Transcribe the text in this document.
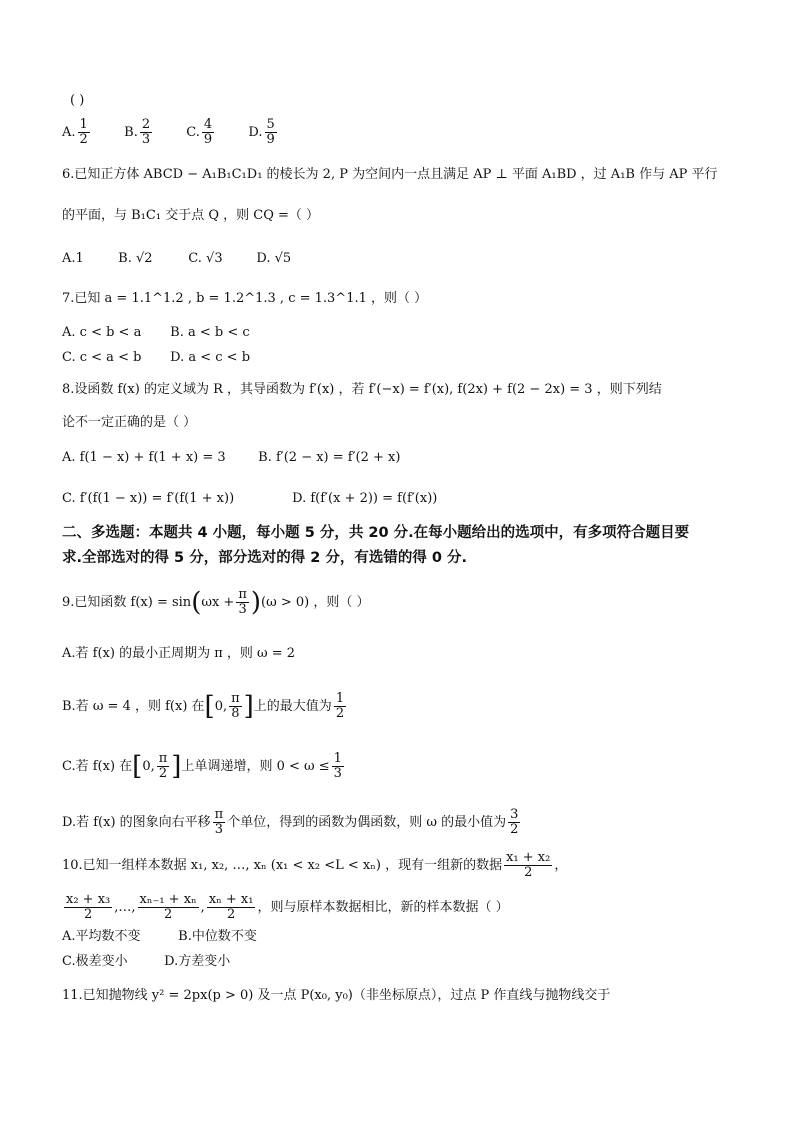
( )
A. $\frac{1}{2}$	B. $\frac{2}{3}$	C. $\frac{4}{9}$	D. $\frac{5}{9}$
6.已知正方体 ABCD − A₁B₁C₁D₁ 的棱长为 2, P 为空间内一点且满足 AP ⊥ 平面 A₁BD ，过 A₁B 作与 AP 平行
的平面，与 B₁C₁ 交于点 Q ，则 CQ =（ ）
A.1	B. √2	C. √3	D. √5
7.已知 a = 1.1^1.2 , b = 1.2^1.3 , c = 1.3^1.1 ，则（ ）
A. c < b < a B. a < b < c
C. c < a < b D. a < c < b
8.设函数 f(x) 的定义域为 R ，其导函数为 f′(x) ，若 f′(−x) = f′(x), f(2x) + f(2 − 2x) = 3 ，则下列结
论不一定正确的是（ ）
A. f(1 − x) + f(1 + x) = 3 B. f′(2 − x) = f′(2 + x)
C. f′(f(1 − x)) = f′(f(1 + x))	D. f(f′(x + 2)) = f(f′(x))
二、多选题：本题共 4 小题，每小题 5 分，共 20 分.在每小题给出的选项中，有多项符合题目要
求.全部选对的得 5 分，部分选对的得 2 分，有选错的得 0 分.
9.已知函数 $f(x) = \sin(\omega x + \frac{\pi}{3} )(\omega > 0)$ ，则（ ）
A.若 f(x) 的最小正周期为 π ，则 ω = 2
B.若 ω = 4 ，则 f(x) 在[0, $\frac{\pi}{8}$ ]上的最大值为 $\frac{1}{2}$
C.若 f(x) 在[0, $\frac{\pi}{2}$ ]上单调递增，则 $0 < \omega \le \frac{1}{3}$
D.若 f(x) 的图象向右平移 $\frac{\pi}{3}$ 个单位，得到的函数为偶函数，则 ω 的最小值为 $\frac{3}{2}$
10.已知一组样本数据 x₁, x₂, …, xₙ (x₁ < x₂ <L < xₙ) ，现有一组新的数据 $\frac{\text{x₁ + x₂}}{2}$ ，
$\frac{\text{x₂ + x₃}}{2}$ ,…, $\frac{\text{xₙ₋₁ + xₙ}}{2}$ , $\frac{\text{xₙ + x₁}}{2}$ ，则与原样本数据相比，新的样本数据（ ）
A.平均数不变	B.中位数不变
C.极差变小	D.方差变小
11.已知抛物线 y² = 2px(p > 0) 及一点 P(x₀, y₀)（非坐标原点），过点 P 作直线与抛物线交于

- [Prompt]: Give only the number of lines in the material above that hold the word "text".

- [Task result]: 3